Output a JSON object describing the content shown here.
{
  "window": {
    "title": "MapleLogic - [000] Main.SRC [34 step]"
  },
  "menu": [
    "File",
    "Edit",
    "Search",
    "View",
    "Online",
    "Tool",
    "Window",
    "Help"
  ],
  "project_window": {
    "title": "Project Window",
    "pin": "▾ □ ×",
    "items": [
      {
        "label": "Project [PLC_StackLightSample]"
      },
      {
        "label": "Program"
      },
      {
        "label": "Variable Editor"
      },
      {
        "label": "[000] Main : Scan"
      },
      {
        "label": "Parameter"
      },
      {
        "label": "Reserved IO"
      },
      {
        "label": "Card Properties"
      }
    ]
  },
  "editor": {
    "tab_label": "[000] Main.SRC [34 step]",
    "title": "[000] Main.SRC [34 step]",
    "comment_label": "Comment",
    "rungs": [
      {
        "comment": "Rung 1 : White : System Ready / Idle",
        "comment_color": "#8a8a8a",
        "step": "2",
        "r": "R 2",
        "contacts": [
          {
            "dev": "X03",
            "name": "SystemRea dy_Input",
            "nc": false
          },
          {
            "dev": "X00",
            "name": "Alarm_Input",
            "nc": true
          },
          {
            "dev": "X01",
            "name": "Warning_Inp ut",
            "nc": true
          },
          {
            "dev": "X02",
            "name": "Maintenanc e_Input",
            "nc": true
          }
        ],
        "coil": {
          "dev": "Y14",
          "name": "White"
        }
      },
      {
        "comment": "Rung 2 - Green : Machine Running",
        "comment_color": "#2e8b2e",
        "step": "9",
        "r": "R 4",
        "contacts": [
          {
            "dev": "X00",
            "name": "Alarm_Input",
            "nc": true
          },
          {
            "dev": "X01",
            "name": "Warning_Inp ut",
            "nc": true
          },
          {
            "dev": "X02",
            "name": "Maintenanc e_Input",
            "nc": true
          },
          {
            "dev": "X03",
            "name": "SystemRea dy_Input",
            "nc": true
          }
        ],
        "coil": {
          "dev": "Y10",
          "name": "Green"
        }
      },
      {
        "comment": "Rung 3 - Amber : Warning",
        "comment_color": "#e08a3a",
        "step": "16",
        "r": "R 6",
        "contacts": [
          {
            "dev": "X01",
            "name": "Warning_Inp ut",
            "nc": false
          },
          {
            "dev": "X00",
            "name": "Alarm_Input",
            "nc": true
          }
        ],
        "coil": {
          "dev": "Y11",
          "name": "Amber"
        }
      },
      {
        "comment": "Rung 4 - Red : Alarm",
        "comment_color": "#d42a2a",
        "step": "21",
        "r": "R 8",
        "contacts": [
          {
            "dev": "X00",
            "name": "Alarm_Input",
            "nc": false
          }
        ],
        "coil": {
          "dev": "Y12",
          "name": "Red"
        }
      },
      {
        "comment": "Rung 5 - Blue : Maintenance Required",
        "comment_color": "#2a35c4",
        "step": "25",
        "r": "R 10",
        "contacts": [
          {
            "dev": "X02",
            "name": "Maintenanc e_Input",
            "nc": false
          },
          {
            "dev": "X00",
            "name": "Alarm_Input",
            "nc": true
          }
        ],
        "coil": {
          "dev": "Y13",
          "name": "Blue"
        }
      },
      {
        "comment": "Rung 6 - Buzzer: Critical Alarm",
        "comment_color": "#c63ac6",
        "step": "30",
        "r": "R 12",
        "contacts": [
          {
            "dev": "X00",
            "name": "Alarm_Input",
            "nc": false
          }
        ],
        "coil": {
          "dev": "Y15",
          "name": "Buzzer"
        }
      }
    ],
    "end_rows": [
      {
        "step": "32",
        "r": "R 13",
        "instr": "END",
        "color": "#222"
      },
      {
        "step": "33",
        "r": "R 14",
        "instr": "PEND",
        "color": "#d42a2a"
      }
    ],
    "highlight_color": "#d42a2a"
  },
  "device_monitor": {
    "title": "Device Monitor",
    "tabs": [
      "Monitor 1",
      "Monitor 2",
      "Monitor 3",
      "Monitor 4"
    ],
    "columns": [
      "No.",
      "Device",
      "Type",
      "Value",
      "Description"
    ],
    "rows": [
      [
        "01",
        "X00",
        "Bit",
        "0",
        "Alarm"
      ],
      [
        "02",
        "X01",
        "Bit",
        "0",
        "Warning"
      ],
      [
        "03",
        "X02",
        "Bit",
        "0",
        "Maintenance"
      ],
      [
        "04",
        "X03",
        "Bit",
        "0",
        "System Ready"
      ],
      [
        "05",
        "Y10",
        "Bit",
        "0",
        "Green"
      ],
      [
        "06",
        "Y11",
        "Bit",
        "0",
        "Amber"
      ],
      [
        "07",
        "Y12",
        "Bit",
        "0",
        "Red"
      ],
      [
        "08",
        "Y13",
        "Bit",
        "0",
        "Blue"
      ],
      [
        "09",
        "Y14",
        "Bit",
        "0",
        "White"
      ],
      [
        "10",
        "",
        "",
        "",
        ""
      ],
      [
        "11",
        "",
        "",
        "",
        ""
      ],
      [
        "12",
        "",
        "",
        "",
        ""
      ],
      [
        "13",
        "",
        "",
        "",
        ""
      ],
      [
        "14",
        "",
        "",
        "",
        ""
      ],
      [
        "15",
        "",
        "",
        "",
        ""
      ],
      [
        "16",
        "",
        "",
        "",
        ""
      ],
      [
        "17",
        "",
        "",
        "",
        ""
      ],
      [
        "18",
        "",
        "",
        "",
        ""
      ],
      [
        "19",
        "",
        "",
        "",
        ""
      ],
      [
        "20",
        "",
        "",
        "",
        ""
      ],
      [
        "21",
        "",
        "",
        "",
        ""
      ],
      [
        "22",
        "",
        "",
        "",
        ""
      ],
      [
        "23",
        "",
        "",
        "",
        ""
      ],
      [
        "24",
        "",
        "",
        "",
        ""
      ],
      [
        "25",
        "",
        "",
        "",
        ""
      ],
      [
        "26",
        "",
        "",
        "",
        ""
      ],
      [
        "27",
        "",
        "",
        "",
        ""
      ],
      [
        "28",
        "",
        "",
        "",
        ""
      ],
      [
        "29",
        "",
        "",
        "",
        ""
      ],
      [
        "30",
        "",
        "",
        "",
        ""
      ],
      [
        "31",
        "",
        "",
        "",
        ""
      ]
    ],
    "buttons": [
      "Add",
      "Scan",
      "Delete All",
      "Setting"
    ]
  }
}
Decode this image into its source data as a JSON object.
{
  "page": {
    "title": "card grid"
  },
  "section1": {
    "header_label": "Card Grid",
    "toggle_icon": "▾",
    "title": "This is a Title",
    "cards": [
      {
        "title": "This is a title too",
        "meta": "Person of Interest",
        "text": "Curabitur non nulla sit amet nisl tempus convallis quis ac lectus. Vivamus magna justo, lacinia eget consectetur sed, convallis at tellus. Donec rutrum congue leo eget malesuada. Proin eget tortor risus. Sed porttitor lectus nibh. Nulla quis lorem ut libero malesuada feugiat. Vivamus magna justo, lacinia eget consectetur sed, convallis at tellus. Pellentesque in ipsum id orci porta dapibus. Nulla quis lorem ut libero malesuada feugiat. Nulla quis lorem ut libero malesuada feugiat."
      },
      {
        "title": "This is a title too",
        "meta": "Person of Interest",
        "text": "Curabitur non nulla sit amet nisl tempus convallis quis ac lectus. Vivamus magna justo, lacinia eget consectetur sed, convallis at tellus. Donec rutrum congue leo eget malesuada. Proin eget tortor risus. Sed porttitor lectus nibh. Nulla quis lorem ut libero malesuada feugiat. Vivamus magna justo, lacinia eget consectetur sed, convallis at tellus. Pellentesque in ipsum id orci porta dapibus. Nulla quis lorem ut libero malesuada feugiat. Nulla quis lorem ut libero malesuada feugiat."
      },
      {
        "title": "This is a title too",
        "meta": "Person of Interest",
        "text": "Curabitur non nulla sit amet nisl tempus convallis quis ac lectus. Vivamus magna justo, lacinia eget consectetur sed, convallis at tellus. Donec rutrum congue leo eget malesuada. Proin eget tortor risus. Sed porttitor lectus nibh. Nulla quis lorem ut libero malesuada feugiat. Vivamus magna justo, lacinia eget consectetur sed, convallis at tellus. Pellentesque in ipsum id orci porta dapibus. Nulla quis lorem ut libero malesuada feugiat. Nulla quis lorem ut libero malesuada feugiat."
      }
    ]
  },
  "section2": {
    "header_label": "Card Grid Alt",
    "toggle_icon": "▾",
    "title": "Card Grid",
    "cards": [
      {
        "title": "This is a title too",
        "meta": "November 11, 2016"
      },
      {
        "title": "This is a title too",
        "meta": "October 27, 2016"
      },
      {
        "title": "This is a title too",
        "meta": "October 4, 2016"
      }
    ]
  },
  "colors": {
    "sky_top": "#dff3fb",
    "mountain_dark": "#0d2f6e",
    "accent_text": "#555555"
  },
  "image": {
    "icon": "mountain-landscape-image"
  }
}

+---+

Copy the lines from the entries above in which the word "Blue" appears.

(Full output):
        "comment": "Rung 5 - Blue : Maintenance Required",
          "name": "Blue"
        "Blue"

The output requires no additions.